**SHORT EXERCISE**:
In the material below, find each line holding the string "File" and copy it.

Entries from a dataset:
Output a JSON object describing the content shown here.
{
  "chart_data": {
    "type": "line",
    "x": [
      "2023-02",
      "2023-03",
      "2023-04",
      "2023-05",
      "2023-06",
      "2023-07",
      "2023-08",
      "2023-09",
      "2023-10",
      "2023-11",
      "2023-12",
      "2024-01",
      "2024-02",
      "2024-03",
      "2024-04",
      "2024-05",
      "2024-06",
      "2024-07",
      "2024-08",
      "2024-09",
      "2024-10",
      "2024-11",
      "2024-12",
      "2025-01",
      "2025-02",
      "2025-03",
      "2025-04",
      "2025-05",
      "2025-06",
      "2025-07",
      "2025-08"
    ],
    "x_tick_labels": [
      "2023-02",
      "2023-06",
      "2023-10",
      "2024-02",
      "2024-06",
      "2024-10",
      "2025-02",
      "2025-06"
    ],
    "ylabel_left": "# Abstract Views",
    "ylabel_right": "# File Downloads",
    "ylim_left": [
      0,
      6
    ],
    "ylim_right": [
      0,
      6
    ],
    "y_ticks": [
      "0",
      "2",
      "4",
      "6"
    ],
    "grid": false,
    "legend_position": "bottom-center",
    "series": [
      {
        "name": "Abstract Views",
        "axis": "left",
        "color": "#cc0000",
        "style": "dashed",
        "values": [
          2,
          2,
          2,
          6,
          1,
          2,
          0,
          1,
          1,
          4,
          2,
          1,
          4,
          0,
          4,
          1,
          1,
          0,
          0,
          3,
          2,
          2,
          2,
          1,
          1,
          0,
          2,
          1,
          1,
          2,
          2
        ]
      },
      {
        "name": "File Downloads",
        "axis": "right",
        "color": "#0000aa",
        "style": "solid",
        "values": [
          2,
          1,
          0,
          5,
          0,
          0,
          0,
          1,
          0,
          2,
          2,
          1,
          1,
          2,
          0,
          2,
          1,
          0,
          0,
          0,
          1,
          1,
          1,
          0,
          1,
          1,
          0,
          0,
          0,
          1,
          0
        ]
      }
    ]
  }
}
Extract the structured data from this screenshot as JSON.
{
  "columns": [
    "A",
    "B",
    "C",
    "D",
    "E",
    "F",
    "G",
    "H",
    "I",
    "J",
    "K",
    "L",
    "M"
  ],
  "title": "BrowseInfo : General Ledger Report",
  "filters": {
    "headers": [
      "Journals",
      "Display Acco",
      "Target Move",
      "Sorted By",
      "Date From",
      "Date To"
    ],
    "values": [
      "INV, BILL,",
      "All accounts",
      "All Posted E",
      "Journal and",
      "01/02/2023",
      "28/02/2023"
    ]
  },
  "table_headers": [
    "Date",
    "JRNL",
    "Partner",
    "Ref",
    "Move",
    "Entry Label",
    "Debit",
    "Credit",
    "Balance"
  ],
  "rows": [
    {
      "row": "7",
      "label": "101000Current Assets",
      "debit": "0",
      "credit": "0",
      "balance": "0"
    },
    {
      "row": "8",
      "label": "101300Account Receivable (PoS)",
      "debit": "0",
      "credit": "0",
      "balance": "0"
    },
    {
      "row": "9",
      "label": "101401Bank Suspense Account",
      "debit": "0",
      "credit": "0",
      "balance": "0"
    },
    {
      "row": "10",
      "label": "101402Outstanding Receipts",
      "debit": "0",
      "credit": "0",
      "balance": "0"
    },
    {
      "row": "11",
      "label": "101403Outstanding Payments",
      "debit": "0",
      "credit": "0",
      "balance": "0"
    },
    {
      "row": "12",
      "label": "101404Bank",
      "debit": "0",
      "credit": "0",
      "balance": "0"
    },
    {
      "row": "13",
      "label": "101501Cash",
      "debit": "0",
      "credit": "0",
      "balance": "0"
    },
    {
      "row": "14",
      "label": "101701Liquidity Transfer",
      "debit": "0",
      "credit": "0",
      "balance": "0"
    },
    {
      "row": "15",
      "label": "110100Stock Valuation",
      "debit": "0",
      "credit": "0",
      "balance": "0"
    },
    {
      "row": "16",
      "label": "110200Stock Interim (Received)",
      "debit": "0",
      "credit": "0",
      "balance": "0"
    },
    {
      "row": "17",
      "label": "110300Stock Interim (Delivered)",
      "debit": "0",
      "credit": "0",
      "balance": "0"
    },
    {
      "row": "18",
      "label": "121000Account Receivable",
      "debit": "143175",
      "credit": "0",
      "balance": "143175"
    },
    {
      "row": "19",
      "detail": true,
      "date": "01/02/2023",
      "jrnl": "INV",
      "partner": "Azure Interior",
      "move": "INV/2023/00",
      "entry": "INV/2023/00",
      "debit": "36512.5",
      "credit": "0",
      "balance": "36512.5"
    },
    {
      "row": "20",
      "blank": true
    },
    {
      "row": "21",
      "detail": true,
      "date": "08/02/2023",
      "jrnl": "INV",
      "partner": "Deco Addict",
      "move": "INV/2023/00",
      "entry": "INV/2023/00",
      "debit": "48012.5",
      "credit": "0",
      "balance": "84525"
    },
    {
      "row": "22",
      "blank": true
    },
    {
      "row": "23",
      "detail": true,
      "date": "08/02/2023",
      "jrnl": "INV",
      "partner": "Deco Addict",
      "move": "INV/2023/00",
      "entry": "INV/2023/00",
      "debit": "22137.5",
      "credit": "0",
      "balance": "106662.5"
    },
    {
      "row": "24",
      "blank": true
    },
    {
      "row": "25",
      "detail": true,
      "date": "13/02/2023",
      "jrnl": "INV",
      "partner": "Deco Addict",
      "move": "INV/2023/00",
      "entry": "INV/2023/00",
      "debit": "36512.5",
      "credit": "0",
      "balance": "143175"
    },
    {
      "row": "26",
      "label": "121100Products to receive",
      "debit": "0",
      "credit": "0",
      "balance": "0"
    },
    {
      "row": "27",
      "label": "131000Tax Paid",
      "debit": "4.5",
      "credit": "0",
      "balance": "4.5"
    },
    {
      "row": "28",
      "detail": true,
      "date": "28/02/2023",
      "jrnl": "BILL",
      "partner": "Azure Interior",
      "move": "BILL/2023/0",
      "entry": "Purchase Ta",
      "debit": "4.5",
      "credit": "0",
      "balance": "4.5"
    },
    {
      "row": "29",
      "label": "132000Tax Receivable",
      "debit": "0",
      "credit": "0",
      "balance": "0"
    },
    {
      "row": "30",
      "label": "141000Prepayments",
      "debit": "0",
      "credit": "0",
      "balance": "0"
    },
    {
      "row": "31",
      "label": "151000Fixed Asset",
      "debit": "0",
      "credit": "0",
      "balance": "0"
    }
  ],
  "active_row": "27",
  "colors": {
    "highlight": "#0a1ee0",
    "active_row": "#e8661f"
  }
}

**RESPONSE**:
    "ylabel_right": "# File Downloads",
        "name": "File Downloads",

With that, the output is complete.